WORK INSTRUCTIONS
Copy out all of the data below with no alterations.

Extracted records
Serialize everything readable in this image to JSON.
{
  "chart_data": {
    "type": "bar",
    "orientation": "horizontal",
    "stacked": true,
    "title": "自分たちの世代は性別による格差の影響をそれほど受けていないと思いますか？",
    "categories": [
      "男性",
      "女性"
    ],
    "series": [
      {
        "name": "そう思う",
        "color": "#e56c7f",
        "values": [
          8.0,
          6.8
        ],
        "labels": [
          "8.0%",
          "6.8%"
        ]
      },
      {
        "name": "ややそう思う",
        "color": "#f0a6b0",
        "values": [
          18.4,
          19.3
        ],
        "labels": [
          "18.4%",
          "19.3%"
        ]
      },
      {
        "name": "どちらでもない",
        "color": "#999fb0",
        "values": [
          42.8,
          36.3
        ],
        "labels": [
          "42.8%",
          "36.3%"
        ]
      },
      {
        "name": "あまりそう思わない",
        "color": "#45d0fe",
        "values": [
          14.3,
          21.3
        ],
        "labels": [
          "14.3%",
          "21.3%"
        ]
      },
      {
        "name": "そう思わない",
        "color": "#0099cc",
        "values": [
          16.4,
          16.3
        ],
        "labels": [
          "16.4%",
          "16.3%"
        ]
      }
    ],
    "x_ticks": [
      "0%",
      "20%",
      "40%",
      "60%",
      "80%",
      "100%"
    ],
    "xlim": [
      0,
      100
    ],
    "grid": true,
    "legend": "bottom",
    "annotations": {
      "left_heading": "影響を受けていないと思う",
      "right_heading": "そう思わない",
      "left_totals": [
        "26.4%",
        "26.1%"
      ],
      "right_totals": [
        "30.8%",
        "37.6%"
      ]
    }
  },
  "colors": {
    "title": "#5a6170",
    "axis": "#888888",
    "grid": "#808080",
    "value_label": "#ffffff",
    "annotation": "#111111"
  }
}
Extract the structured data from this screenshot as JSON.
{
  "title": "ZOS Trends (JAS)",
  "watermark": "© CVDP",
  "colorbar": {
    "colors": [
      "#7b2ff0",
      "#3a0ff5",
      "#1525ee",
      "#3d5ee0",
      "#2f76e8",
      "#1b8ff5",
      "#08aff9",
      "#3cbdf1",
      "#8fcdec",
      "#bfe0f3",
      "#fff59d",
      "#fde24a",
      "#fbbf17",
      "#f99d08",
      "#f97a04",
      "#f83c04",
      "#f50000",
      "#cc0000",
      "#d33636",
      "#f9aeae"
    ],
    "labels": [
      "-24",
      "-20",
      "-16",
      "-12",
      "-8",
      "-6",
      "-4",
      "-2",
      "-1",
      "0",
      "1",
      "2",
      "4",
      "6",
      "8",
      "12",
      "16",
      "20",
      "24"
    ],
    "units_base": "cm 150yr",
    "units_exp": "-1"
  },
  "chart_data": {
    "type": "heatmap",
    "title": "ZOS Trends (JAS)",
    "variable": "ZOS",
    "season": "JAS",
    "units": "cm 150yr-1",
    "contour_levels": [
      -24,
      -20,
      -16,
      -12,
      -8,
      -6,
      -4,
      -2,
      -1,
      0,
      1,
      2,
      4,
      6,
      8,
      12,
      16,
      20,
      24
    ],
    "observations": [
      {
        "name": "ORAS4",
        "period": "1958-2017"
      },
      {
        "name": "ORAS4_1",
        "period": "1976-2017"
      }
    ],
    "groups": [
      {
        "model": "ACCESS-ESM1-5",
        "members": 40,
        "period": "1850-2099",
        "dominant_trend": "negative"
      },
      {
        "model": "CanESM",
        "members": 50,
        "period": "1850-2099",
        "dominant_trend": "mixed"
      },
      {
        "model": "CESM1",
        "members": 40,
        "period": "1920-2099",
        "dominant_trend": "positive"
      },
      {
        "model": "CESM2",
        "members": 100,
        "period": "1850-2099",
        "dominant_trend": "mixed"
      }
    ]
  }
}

SOLUTION TO THE EXERCISE
Serialize everything readable in this image to JSON.
{
  "chart_data": {
    "type": "bar",
    "orientation": "horizontal",
    "stacked": true,
    "title": "自分たちの世代は性別による格差の影響をそれほど受けていないと思いますか？",
    "categories": [
      "男性",
      "女性"
    ],
    "series": [
      {
        "name": "そう思う",
        "color": "#e56c7f",
        "values": [
          8.0,
          6.8
        ],
        "labels": [
          "8.0%",
          "6.8%"
        ]
      },
      {
        "name": "ややそう思う",
        "color": "#f0a6b0",
        "values": [
          18.4,
          19.3
        ],
        "labels": [
          "18.4%",
          "19.3%"
        ]
      },
      {
        "name": "どちらでもない",
        "color": "#999fb0",
        "values": [
          42.8,
          36.3
        ],
        "labels": [
          "42.8%",
          "36.3%"
        ]
      },
      {
        "name": "あまりそう思わない",
        "color": "#45d0fe",
        "values": [
          14.3,
          21.3
        ],
        "labels": [
          "14.3%",
          "21.3%"
        ]
      },
      {
        "name": "そう思わない",
        "color": "#0099cc",
        "values": [
          16.4,
          16.3
        ],
        "labels": [
          "16.4%",
          "16.3%"
        ]
      }
    ],
    "x_ticks": [
      "0%",
      "20%",
      "40%",
      "60%",
      "80%",
      "100%"
    ],
    "xlim": [
      0,
      100
    ],
    "grid": true,
    "legend": "bottom",
    "annotations": {
      "left_heading": "影響を受けていないと思う",
      "right_heading": "そう思わない",
      "left_totals": [
        "26.4%",
        "26.1%"
      ],
      "right_totals": [
        "30.8%",
        "37.6%"
      ]
    }
  },
  "colors": {
    "title": "#5a6170",
    "axis": "#888888",
    "grid": "#808080",
    "value_label": "#ffffff",
    "annotation": "#111111"
  }
}
Extract the structured data from this screenshot as JSON.
{
  "title": "ZOS Trends (JAS)",
  "watermark": "© CVDP",
  "colorbar": {
    "colors": [
      "#7b2ff0",
      "#3a0ff5",
      "#1525ee",
      "#3d5ee0",
      "#2f76e8",
      "#1b8ff5",
      "#08aff9",
      "#3cbdf1",
      "#8fcdec",
      "#bfe0f3",
      "#fff59d",
      "#fde24a",
      "#fbbf17",
      "#f99d08",
      "#f97a04",
      "#f83c04",
      "#f50000",
      "#cc0000",
      "#d33636",
      "#f9aeae"
    ],
    "labels": [
      "-24",
      "-20",
      "-16",
      "-12",
      "-8",
      "-6",
      "-4",
      "-2",
      "-1",
      "0",
      "1",
      "2",
      "4",
      "6",
      "8",
      "12",
      "16",
      "20",
      "24"
    ],
    "units_base": "cm 150yr",
    "units_exp": "-1"
  },
  "chart_data": {
    "type": "heatmap",
    "title": "ZOS Trends (JAS)",
    "variable": "ZOS",
    "season": "JAS",
    "units": "cm 150yr-1",
    "contour_levels": [
      -24,
      -20,
      -16,
      -12,
      -8,
      -6,
      -4,
      -2,
      -1,
      0,
      1,
      2,
      4,
      6,
      8,
      12,
      16,
      20,
      24
    ],
    "observations": [
      {
        "name": "ORAS4",
        "period": "1958-2017"
      },
      {
        "name": "ORAS4_1",
        "period": "1976-2017"
      }
    ],
    "groups": [
      {
        "model": "ACCESS-ESM1-5",
        "members": 40,
        "period": "1850-2099",
        "dominant_trend": "negative"
      },
      {
        "model": "CanESM",
        "members": 50,
        "period": "1850-2099",
        "dominant_trend": "mixed"
      },
      {
        "model": "CESM1",
        "members": 40,
        "period": "1920-2099",
        "dominant_trend": "positive"
      },
      {
        "model": "CESM2",
        "members": 100,
        "period": "1850-2099",
        "dominant_trend": "mixed"
      }
    ]
  }
}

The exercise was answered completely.